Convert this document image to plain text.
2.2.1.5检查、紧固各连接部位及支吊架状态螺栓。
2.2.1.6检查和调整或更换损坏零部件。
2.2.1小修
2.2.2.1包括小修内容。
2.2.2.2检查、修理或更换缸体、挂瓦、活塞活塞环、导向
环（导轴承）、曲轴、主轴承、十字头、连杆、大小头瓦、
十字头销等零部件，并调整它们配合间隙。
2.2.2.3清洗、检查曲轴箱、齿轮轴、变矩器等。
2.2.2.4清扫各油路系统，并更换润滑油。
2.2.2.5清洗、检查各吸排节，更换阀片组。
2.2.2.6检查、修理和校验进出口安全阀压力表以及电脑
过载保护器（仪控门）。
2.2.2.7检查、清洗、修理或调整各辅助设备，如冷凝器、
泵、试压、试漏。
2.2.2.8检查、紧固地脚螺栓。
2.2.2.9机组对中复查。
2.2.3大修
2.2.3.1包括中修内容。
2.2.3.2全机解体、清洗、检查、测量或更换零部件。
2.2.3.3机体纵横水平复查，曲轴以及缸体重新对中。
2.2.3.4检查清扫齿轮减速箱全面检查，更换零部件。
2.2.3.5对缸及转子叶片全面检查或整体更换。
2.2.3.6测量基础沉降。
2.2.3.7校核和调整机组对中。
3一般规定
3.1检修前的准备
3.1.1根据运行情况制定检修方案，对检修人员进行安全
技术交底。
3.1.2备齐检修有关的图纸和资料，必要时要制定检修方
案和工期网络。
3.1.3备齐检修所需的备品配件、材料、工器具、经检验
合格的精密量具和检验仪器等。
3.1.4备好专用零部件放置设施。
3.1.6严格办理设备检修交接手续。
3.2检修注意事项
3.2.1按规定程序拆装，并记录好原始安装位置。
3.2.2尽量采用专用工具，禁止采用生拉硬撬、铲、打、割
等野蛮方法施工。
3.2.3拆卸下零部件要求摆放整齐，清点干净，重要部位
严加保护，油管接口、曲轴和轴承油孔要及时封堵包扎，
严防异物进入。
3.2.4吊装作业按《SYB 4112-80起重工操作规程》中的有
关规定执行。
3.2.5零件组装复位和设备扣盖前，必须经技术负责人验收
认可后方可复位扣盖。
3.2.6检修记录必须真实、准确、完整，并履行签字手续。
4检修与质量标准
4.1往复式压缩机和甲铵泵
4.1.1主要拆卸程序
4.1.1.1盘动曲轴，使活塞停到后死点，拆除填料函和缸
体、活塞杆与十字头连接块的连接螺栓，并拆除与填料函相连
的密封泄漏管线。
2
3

☆ ☆ ☆

**EXERCISE TASK**
Reproduce the listing in full. Keep it exactly as written.

**EXPECTED OUTPUT**
Convert this document image to plain text.
2.2.1.5检查、紧固各连接部位及支吊架状态螺栓。
2.2.1.6检查和调整或更换损坏零部件。
2.2.1小修
2.2.2.1包括小修内容。
2.2.2.2检查、修理或更换缸体、挂瓦、活塞活塞环、导向
环（导轴承）、曲轴、主轴承、十字头、连杆、大小头瓦、
十字头销等零部件，并调整它们配合间隙。
2.2.2.3清洗、检查曲轴箱、齿轮轴、变矩器等。
2.2.2.4清扫各油路系统，并更换润滑油。
2.2.2.5清洗、检查各吸排节，更换阀片组。
2.2.2.6检查、修理和校验进出口安全阀压力表以及电脑
过载保护器（仪控门）。
2.2.2.7检查、清洗、修理或调整各辅助设备，如冷凝器、
泵、试压、试漏。
2.2.2.8检查、紧固地脚螺栓。
2.2.2.9机组对中复查。
2.2.3大修
2.2.3.1包括中修内容。
2.2.3.2全机解体、清洗、检查、测量或更换零部件。
2.2.3.3机体纵横水平复查，曲轴以及缸体重新对中。
2.2.3.4检查清扫齿轮减速箱全面检查，更换零部件。
2.2.3.5对缸及转子叶片全面检查或整体更换。
2.2.3.6测量基础沉降。
2.2.3.7校核和调整机组对中。
3一般规定
3.1检修前的准备
3.1.1根据运行情况制定检修方案，对检修人员进行安全
技术交底。
3.1.2备齐检修有关的图纸和资料，必要时要制定检修方
案和工期网络。
3.1.3备齐检修所需的备品配件、材料、工器具、经检验
合格的精密量具和检验仪器等。
3.1.4备好专用零部件放置设施。
3.1.6严格办理设备检修交接手续。
3.2检修注意事项
3.2.1按规定程序拆装，并记录好原始安装位置。
3.2.2尽量采用专用工具，禁止采用生拉硬撬、铲、打、割
等野蛮方法施工。
3.2.3拆卸下零部件要求摆放整齐，清点干净，重要部位
严加保护，油管接口、曲轴和轴承油孔要及时封堵包扎，
严防异物进入。
3.2.4吊装作业按《SYB 4112-80起重工操作规程》中的有
关规定执行。
3.2.5零件组装复位和设备扣盖前，必须经技术负责人验收
认可后方可复位扣盖。
3.2.6检修记录必须真实、准确、完整，并履行签字手续。
4检修与质量标准
4.1往复式压缩机和甲铵泵
4.1.1主要拆卸程序
4.1.1.1盘动曲轴，使活塞停到后死点，拆除填料函和缸
体、活塞杆与十字头连接块的连接螺栓，并拆除与填料函相连
的密封泄漏管线。
2
3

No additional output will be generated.